___ Rows

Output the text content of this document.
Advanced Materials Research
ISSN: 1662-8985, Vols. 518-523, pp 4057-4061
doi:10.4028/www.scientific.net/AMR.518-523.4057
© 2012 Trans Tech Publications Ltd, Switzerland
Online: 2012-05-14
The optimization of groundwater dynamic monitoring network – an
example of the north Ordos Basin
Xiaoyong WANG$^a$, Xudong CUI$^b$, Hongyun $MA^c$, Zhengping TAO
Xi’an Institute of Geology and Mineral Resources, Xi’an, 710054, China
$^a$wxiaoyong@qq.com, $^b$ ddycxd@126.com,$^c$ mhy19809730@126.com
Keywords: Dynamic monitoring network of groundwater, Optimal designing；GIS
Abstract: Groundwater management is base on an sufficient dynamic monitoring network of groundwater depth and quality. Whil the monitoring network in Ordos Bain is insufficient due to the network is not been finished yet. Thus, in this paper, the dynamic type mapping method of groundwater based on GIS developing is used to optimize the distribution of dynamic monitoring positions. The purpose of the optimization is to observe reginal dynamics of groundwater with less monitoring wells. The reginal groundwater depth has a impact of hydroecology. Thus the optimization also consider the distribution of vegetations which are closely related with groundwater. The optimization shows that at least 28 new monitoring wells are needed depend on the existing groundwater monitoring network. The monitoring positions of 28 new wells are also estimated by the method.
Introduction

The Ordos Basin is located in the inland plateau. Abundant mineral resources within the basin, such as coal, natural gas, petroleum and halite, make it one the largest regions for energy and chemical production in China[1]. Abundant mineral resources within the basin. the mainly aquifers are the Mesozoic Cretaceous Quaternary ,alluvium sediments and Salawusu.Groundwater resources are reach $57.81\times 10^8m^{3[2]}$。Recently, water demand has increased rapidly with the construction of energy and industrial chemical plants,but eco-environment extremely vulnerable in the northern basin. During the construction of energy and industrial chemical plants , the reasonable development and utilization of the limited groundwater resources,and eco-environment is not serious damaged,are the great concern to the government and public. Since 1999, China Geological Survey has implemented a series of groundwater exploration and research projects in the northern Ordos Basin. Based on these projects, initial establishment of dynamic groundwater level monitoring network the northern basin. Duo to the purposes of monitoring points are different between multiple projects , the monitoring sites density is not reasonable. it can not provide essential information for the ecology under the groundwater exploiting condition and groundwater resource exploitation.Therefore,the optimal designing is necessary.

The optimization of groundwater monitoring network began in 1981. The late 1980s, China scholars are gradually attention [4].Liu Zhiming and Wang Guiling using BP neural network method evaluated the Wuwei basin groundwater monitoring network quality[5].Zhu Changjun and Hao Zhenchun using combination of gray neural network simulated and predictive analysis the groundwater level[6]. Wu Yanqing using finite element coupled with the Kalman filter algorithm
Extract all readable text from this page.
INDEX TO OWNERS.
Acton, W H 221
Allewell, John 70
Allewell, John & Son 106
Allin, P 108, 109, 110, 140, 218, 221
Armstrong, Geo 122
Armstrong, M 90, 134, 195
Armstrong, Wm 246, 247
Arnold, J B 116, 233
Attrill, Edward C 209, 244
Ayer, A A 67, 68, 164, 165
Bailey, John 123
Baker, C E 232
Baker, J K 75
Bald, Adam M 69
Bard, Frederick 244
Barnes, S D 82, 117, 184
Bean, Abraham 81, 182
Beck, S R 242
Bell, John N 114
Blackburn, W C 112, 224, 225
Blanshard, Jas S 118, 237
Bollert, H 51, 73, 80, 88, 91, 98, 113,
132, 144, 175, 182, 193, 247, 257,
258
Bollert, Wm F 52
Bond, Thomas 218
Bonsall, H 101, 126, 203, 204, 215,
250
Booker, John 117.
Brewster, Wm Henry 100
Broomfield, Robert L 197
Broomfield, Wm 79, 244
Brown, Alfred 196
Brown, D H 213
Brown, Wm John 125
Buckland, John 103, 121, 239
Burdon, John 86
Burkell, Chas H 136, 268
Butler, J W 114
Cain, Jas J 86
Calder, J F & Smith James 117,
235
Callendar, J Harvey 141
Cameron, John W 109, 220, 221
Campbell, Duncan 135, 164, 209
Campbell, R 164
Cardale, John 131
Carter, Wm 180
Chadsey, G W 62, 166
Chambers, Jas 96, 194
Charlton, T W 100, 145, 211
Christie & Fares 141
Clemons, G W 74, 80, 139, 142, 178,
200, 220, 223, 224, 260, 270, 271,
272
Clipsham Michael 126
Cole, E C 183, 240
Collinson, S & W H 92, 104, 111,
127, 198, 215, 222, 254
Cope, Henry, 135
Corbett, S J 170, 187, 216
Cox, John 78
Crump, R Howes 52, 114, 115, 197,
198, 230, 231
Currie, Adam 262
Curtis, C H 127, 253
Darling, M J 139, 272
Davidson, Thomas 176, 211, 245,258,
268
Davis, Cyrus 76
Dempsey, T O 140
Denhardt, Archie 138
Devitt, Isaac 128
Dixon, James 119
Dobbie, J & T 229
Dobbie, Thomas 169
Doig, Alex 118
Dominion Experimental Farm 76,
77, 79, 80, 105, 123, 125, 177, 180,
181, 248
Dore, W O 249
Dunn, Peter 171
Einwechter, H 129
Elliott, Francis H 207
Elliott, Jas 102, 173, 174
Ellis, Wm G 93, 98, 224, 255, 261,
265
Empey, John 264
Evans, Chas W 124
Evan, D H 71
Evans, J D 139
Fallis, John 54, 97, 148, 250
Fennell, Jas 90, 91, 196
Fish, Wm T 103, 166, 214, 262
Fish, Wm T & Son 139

______

## Objective
Check every line in the material above for the string "James", then give only the number of lines that have it.

## Result of the task
2